= Extracted entries =
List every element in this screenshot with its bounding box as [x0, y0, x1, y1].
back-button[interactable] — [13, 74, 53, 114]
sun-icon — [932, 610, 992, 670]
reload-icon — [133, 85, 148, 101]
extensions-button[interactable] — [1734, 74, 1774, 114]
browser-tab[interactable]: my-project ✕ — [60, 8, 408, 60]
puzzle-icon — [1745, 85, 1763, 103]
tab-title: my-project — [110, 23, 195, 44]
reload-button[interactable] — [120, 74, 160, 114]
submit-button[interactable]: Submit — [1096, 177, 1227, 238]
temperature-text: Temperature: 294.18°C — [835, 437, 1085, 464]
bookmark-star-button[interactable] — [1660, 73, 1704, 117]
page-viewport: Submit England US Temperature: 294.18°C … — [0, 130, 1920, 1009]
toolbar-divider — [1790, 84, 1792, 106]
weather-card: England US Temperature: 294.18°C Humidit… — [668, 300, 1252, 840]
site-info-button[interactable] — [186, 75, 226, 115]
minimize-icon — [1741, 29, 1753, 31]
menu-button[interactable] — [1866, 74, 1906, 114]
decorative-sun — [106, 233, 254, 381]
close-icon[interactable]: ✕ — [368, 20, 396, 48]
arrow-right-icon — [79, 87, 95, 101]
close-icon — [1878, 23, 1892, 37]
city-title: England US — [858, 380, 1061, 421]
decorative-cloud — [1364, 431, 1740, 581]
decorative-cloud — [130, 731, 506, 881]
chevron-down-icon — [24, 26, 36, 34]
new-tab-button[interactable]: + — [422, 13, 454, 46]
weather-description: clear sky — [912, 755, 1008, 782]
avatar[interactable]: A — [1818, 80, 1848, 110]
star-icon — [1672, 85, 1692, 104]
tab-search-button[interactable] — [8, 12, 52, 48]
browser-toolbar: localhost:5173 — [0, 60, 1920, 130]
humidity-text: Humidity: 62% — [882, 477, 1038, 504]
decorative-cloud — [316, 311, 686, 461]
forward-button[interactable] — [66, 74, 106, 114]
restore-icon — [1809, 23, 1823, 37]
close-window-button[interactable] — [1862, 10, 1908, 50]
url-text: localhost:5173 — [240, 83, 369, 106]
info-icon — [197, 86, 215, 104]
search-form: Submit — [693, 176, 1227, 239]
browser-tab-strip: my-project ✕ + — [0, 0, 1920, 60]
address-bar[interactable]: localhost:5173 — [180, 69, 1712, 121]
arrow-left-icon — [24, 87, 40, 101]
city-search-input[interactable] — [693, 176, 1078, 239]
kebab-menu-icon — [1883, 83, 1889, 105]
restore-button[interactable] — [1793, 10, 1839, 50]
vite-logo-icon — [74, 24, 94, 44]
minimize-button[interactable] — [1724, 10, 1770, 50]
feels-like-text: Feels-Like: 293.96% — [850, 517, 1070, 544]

= What the exercise asks =
Reproduce every one of the records above verbatim, line for line.

= Result =
List every element in this screenshot with its bounding box as [x0, y0, x1, y1].
back-button[interactable] — [13, 74, 53, 114]
sun-icon — [932, 610, 992, 670]
reload-icon — [133, 85, 148, 101]
extensions-button[interactable] — [1734, 74, 1774, 114]
browser-tab[interactable]: my-project ✕ — [60, 8, 408, 60]
puzzle-icon — [1745, 85, 1763, 103]
tab-title: my-project — [110, 23, 195, 44]
reload-button[interactable] — [120, 74, 160, 114]
submit-button[interactable]: Submit — [1096, 177, 1227, 238]
temperature-text: Temperature: 294.18°C — [835, 437, 1085, 464]
bookmark-star-button[interactable] — [1660, 73, 1704, 117]
page-viewport: Submit England US Temperature: 294.18°C … — [0, 130, 1920, 1009]
toolbar-divider — [1790, 84, 1792, 106]
weather-card: England US Temperature: 294.18°C Humidit… — [668, 300, 1252, 840]
site-info-button[interactable] — [186, 75, 226, 115]
minimize-icon — [1741, 29, 1753, 31]
menu-button[interactable] — [1866, 74, 1906, 114]
decorative-sun — [106, 233, 254, 381]
close-icon[interactable]: ✕ — [368, 20, 396, 48]
arrow-right-icon — [79, 87, 95, 101]
close-icon — [1878, 23, 1892, 37]
city-title: England US — [858, 380, 1061, 421]
decorative-cloud — [1364, 431, 1740, 581]
decorative-cloud — [130, 731, 506, 881]
chevron-down-icon — [24, 26, 36, 34]
new-tab-button[interactable]: + — [422, 13, 454, 46]
weather-description: clear sky — [912, 755, 1008, 782]
avatar[interactable]: A — [1818, 80, 1848, 110]
star-icon — [1672, 85, 1692, 104]
tab-search-button[interactable] — [8, 12, 52, 48]
browser-toolbar: localhost:5173 — [0, 60, 1920, 130]
humidity-text: Humidity: 62% — [882, 477, 1038, 504]
decorative-cloud — [316, 311, 686, 461]
forward-button[interactable] — [66, 74, 106, 114]
restore-icon — [1809, 23, 1823, 37]
close-window-button[interactable] — [1862, 10, 1908, 50]
url-text: localhost:5173 — [240, 83, 369, 106]
info-icon — [197, 86, 215, 104]
search-form: Submit — [693, 176, 1227, 239]
browser-tab-strip: my-project ✕ + — [0, 0, 1920, 60]
address-bar[interactable]: localhost:5173 — [180, 69, 1712, 121]
arrow-left-icon — [24, 87, 40, 101]
city-search-input[interactable] — [693, 176, 1078, 239]
kebab-menu-icon — [1883, 83, 1889, 105]
restore-button[interactable] — [1793, 10, 1839, 50]
vite-logo-icon — [74, 24, 94, 44]
minimize-button[interactable] — [1724, 10, 1770, 50]
feels-like-text: Feels-Like: 293.96% — [850, 517, 1070, 544]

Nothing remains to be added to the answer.